The line containing "Transcribe the text in this document." marks the start; return it and every line after it in the listing below, exactly, through the last.
— Start Entries supplied —
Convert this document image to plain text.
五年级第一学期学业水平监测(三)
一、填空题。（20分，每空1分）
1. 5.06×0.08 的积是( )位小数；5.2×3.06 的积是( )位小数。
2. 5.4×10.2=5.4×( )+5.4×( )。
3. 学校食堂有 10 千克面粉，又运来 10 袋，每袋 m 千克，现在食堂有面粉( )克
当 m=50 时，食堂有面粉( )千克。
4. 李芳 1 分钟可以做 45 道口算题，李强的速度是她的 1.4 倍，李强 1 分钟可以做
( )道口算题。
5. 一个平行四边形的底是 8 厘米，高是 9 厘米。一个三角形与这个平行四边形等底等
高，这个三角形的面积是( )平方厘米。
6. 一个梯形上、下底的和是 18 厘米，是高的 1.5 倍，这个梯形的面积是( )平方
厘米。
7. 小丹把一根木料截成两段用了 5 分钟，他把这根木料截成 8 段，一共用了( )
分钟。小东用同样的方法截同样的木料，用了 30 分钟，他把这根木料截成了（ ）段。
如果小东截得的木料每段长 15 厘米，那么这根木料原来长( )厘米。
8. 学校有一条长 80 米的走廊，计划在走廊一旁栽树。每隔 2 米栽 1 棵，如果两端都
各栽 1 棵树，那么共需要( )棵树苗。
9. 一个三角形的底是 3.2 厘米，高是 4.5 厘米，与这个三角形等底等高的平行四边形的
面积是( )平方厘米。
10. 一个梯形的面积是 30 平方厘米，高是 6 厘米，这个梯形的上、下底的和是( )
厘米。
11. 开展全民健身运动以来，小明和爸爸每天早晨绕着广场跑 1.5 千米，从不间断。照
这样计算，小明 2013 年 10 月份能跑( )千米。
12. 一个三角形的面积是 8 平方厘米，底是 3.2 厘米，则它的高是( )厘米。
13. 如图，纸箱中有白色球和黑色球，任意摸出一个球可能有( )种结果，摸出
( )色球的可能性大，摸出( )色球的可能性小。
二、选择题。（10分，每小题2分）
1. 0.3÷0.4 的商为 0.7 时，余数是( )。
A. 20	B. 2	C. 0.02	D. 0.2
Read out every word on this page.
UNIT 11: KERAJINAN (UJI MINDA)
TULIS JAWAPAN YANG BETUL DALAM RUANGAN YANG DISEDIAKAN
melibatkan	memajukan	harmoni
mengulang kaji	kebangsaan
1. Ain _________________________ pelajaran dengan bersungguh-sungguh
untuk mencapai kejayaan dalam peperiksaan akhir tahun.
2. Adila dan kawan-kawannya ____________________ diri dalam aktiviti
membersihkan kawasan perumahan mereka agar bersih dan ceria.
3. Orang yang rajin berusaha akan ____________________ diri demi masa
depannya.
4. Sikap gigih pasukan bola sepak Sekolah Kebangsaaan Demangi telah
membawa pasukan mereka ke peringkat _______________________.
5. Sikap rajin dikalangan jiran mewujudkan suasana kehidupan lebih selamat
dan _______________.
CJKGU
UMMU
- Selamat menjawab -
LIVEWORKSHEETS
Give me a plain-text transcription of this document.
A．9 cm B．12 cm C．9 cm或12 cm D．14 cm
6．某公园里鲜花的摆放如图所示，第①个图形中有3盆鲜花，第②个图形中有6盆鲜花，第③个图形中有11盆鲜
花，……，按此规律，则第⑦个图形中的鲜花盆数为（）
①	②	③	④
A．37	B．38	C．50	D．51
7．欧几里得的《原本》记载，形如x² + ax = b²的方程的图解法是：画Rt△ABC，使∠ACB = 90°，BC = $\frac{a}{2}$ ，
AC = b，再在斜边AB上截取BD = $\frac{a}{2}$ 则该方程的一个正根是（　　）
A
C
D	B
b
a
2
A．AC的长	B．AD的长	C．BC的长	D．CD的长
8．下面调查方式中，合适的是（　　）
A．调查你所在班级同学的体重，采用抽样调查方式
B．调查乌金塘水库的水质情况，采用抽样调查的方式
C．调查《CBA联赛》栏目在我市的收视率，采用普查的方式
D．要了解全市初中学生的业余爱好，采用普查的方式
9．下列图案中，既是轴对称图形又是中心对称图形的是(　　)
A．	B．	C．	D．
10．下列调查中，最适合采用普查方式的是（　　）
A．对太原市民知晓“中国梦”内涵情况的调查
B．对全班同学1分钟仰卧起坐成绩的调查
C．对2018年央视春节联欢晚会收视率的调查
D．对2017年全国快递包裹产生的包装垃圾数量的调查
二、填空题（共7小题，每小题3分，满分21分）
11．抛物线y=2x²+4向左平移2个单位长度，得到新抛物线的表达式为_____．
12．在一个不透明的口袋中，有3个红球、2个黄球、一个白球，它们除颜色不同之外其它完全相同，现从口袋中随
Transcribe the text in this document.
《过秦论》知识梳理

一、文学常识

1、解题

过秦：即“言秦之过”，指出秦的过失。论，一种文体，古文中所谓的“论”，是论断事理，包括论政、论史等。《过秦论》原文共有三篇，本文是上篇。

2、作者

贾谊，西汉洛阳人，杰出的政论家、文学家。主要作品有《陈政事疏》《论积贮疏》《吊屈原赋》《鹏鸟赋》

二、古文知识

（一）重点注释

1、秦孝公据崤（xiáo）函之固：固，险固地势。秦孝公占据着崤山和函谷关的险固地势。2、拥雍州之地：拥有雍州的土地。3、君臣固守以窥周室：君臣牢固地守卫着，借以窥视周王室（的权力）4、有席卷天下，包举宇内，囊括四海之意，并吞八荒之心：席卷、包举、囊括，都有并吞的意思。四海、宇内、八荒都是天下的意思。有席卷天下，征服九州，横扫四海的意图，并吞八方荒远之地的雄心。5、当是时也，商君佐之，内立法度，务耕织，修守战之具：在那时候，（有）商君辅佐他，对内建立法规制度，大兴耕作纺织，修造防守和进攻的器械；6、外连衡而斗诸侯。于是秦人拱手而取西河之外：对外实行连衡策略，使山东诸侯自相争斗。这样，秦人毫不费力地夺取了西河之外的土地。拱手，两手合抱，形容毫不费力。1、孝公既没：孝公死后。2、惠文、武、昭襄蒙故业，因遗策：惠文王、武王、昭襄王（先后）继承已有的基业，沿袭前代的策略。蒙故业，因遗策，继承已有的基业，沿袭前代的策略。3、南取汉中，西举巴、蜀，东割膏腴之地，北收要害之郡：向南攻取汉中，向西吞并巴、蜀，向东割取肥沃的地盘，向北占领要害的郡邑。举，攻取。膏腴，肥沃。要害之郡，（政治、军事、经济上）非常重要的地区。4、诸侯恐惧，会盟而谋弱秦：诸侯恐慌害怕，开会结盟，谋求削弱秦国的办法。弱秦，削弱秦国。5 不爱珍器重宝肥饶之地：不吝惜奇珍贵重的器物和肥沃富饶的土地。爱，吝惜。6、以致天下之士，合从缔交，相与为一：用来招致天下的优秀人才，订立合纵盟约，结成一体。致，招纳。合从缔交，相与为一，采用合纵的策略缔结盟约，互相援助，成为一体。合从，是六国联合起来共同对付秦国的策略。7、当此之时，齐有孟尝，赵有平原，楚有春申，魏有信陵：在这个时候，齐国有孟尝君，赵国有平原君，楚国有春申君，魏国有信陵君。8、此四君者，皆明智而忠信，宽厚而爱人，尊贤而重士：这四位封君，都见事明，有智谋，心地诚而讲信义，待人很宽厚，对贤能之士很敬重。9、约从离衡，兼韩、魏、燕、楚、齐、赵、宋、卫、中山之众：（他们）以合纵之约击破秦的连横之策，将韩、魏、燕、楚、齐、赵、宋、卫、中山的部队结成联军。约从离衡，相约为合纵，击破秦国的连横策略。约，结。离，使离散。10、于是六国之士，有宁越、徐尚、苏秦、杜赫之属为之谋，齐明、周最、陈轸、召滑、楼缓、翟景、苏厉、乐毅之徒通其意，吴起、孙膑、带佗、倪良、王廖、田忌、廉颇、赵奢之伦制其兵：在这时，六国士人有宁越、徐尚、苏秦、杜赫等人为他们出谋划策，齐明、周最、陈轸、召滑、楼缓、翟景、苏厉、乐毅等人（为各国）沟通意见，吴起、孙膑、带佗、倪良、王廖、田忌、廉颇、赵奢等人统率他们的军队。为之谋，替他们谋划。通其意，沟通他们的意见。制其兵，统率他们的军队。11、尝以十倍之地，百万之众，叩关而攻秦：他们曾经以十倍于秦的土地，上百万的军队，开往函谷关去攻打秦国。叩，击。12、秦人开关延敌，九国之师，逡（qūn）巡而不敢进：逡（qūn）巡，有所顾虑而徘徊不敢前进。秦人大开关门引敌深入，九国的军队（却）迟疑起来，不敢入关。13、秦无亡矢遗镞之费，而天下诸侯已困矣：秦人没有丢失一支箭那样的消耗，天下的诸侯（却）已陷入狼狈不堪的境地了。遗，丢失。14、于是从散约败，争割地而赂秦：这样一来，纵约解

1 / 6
— End Entries supplied —
Output of the task:
Transcribe the text in this document.
《过秦论》知识梳理

一、文学常识

1、解题

过秦：即“言秦之过”，指出秦的过失。论，一种文体，古文中所谓的“论”，是论断事理，包括论政、论史等。《过秦论》原文共有三篇，本文是上篇。

2、作者

贾谊，西汉洛阳人，杰出的政论家、文学家。主要作品有《陈政事疏》《论积贮疏》《吊屈原赋》《鹏鸟赋》

二、古文知识

（一）重点注释

1、秦孝公据崤（xiáo）函之固：固，险固地势。秦孝公占据着崤山和函谷关的险固地势。2、拥雍州之地：拥有雍州的土地。3、君臣固守以窥周室：君臣牢固地守卫着，借以窥视周王室（的权力）4、有席卷天下，包举宇内，囊括四海之意，并吞八荒之心：席卷、包举、囊括，都有并吞的意思。四海、宇内、八荒都是天下的意思。有席卷天下，征服九州，横扫四海的意图，并吞八方荒远之地的雄心。5、当是时也，商君佐之，内立法度，务耕织，修守战之具：在那时候，（有）商君辅佐他，对内建立法规制度，大兴耕作纺织，修造防守和进攻的器械；6、外连衡而斗诸侯。于是秦人拱手而取西河之外：对外实行连衡策略，使山东诸侯自相争斗。这样，秦人毫不费力地夺取了西河之外的土地。拱手，两手合抱，形容毫不费力。1、孝公既没：孝公死后。2、惠文、武、昭襄蒙故业，因遗策：惠文王、武王、昭襄王（先后）继承已有的基业，沿袭前代的策略。蒙故业，因遗策，继承已有的基业，沿袭前代的策略。3、南取汉中，西举巴、蜀，东割膏腴之地，北收要害之郡：向南攻取汉中，向西吞并巴、蜀，向东割取肥沃的地盘，向北占领要害的郡邑。举，攻取。膏腴，肥沃。要害之郡，（政治、军事、经济上）非常重要的地区。4、诸侯恐惧，会盟而谋弱秦：诸侯恐慌害怕，开会结盟，谋求削弱秦国的办法。弱秦，削弱秦国。5 不爱珍器重宝肥饶之地：不吝惜奇珍贵重的器物和肥沃富饶的土地。爱，吝惜。6、以致天下之士，合从缔交，相与为一：用来招致天下的优秀人才，订立合纵盟约，结成一体。致，招纳。合从缔交，相与为一，采用合纵的策略缔结盟约，互相援助，成为一体。合从，是六国联合起来共同对付秦国的策略。7、当此之时，齐有孟尝，赵有平原，楚有春申，魏有信陵：在这个时候，齐国有孟尝君，赵国有平原君，楚国有春申君，魏国有信陵君。8、此四君者，皆明智而忠信，宽厚而爱人，尊贤而重士：这四位封君，都见事明，有智谋，心地诚而讲信义，待人很宽厚，对贤能之士很敬重。9、约从离衡，兼韩、魏、燕、楚、齐、赵、宋、卫、中山之众：（他们）以合纵之约击破秦的连横之策，将韩、魏、燕、楚、齐、赵、宋、卫、中山的部队结成联军。约从离衡，相约为合纵，击破秦国的连横策略。约，结。离，使离散。10、于是六国之士，有宁越、徐尚、苏秦、杜赫之属为之谋，齐明、周最、陈轸、召滑、楼缓、翟景、苏厉、乐毅之徒通其意，吴起、孙膑、带佗、倪良、王廖、田忌、廉颇、赵奢之伦制其兵：在这时，六国士人有宁越、徐尚、苏秦、杜赫等人为他们出谋划策，齐明、周最、陈轸、召滑、楼缓、翟景、苏厉、乐毅等人（为各国）沟通意见，吴起、孙膑、带佗、倪良、王廖、田忌、廉颇、赵奢等人统率他们的军队。为之谋，替他们谋划。通其意，沟通他们的意见。制其兵，统率他们的军队。11、尝以十倍之地，百万之众，叩关而攻秦：他们曾经以十倍于秦的土地，上百万的军队，开往函谷关去攻打秦国。叩，击。12、秦人开关延敌，九国之师，逡（qūn）巡而不敢进：逡（qūn）巡，有所顾虑而徘徊不敢前进。秦人大开关门引敌深入，九国的军队（却）迟疑起来，不敢入关。13、秦无亡矢遗镞之费，而天下诸侯已困矣：秦人没有丢失一支箭那样的消耗，天下的诸侯（却）已陷入狼狈不堪的境地了。遗，丢失。14、于是从散约败，争割地而赂秦：这样一来，纵约解

1 / 6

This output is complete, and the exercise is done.